The records:
★ ★ ★ ★

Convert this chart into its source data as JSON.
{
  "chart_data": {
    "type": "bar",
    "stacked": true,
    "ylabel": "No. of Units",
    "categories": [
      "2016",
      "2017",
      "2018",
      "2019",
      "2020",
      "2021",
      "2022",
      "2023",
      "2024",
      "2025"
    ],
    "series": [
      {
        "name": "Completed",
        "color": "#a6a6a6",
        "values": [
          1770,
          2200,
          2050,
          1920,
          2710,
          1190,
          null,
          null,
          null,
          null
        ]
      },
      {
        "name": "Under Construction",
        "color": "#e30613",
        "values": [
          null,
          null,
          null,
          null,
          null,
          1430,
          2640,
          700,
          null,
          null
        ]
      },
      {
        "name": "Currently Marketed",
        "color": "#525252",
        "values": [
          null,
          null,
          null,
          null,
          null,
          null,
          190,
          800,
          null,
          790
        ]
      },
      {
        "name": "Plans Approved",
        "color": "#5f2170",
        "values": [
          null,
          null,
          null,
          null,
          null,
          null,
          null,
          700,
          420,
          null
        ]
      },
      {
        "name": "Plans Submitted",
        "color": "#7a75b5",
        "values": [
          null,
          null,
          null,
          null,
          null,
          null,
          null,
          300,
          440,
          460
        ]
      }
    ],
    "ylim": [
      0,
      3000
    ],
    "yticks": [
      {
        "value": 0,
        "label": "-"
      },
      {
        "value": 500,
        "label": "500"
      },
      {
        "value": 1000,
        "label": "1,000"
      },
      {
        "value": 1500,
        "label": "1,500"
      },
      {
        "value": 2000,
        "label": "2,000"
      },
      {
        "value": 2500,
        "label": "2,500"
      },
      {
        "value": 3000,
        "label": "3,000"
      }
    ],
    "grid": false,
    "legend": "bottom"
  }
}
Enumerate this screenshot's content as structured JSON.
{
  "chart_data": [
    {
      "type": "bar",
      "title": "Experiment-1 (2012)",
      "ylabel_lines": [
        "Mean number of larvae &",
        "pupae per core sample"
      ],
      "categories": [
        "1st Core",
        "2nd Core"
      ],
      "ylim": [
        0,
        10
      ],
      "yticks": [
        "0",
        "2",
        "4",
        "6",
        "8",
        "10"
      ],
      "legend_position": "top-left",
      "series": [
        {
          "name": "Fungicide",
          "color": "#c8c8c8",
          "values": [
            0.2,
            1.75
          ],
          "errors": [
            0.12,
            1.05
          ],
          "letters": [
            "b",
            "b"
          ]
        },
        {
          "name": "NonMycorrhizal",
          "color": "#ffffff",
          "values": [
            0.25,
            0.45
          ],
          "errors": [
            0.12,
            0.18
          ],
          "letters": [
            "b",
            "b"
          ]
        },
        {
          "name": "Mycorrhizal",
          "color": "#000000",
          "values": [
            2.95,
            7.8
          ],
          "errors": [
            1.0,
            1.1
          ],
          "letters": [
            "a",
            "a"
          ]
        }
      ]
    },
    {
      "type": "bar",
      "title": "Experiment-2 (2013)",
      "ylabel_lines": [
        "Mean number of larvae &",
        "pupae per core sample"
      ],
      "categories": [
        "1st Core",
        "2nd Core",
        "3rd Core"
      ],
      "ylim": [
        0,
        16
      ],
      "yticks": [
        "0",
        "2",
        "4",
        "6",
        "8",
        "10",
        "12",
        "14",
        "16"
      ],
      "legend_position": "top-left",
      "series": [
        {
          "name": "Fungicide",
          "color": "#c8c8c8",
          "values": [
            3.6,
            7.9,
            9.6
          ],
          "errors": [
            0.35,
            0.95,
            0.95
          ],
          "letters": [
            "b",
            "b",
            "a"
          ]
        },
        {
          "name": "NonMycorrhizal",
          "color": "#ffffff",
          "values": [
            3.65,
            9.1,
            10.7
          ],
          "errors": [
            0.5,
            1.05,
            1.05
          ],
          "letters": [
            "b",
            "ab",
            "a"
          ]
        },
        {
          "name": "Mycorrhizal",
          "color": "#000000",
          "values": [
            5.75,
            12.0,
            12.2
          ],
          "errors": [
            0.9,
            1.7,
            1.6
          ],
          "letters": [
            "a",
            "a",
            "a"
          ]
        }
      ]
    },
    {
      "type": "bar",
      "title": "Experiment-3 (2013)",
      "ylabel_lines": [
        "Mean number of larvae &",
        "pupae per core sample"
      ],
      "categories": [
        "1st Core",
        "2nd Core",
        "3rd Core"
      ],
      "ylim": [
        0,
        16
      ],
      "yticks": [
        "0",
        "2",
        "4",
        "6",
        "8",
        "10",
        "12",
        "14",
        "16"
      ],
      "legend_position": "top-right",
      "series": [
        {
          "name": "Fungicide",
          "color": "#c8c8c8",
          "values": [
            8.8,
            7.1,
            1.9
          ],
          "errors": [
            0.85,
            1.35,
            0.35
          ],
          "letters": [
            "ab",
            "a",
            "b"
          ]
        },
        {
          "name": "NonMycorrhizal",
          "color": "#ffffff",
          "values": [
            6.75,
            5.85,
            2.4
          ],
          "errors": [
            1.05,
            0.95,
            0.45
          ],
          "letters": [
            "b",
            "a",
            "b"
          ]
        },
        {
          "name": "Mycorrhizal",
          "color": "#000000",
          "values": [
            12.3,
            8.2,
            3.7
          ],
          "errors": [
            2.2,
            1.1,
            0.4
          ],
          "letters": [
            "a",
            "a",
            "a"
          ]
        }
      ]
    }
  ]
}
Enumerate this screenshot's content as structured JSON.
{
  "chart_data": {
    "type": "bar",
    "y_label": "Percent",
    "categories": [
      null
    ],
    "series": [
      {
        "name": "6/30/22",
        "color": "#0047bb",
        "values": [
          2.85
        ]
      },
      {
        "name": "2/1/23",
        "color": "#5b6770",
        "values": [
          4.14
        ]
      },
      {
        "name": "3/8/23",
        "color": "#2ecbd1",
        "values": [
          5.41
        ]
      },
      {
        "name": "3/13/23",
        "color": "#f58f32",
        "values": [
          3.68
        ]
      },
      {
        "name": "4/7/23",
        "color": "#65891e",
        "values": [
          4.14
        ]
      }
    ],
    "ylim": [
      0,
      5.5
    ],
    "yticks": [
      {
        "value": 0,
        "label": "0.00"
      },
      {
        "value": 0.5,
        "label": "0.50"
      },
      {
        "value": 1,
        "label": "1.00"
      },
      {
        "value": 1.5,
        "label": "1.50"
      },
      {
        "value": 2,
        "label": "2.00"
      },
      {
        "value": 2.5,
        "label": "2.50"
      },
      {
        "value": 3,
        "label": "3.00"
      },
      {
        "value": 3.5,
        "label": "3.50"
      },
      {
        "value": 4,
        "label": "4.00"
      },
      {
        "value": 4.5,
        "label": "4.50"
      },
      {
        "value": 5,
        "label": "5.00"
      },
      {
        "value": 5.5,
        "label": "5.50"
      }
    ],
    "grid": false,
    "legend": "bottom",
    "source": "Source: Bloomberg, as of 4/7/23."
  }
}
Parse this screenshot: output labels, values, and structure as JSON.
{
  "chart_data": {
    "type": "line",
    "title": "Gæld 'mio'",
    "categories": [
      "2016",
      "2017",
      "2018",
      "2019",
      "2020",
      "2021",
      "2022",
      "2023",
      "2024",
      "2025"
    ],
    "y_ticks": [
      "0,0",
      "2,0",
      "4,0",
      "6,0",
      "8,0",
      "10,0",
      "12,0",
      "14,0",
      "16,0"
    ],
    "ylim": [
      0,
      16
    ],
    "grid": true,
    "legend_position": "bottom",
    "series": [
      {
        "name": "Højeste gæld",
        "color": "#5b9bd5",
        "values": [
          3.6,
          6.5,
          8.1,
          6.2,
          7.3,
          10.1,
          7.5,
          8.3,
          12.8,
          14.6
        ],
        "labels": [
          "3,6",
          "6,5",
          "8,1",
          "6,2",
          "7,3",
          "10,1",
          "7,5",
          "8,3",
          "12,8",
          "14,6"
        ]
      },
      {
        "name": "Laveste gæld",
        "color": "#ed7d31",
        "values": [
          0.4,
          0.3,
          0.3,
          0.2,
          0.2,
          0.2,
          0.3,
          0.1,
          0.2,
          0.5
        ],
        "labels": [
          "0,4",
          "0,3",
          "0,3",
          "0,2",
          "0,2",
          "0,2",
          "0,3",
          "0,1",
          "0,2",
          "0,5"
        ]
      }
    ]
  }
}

★ ★ ★ ★

Problem statement:
From the line containing "Parse this screenshot: output" down to the last line, reproduce the records exactly. Include both ends.

In response:
Parse this screenshot: output labels, values, and structure as JSON.
{
  "chart_data": {
    "type": "line",
    "title": "Gæld 'mio'",
    "categories": [
      "2016",
      "2017",
      "2018",
      "2019",
      "2020",
      "2021",
      "2022",
      "2023",
      "2024",
      "2025"
    ],
    "y_ticks": [
      "0,0",
      "2,0",
      "4,0",
      "6,0",
      "8,0",
      "10,0",
      "12,0",
      "14,0",
      "16,0"
    ],
    "ylim": [
      0,
      16
    ],
    "grid": true,
    "legend_position": "bottom",
    "series": [
      {
        "name": "Højeste gæld",
        "color": "#5b9bd5",
        "values": [
          3.6,
          6.5,
          8.1,
          6.2,
          7.3,
          10.1,
          7.5,
          8.3,
          12.8,
          14.6
        ],
        "labels": [
          "3,6",
          "6,5",
          "8,1",
          "6,2",
          "7,3",
          "10,1",
          "7,5",
          "8,3",
          "12,8",
          "14,6"
        ]
      },
      {
        "name": "Laveste gæld",
        "color": "#ed7d31",
        "values": [
          0.4,
          0.3,
          0.3,
          0.2,
          0.2,
          0.2,
          0.3,
          0.1,
          0.2,
          0.5
        ],
        "labels": [
          "0,4",
          "0,3",
          "0,3",
          "0,2",
          "0,2",
          "0,2",
          "0,3",
          "0,1",
          "0,2",
          "0,5"
        ]
      }
    ]
  }
}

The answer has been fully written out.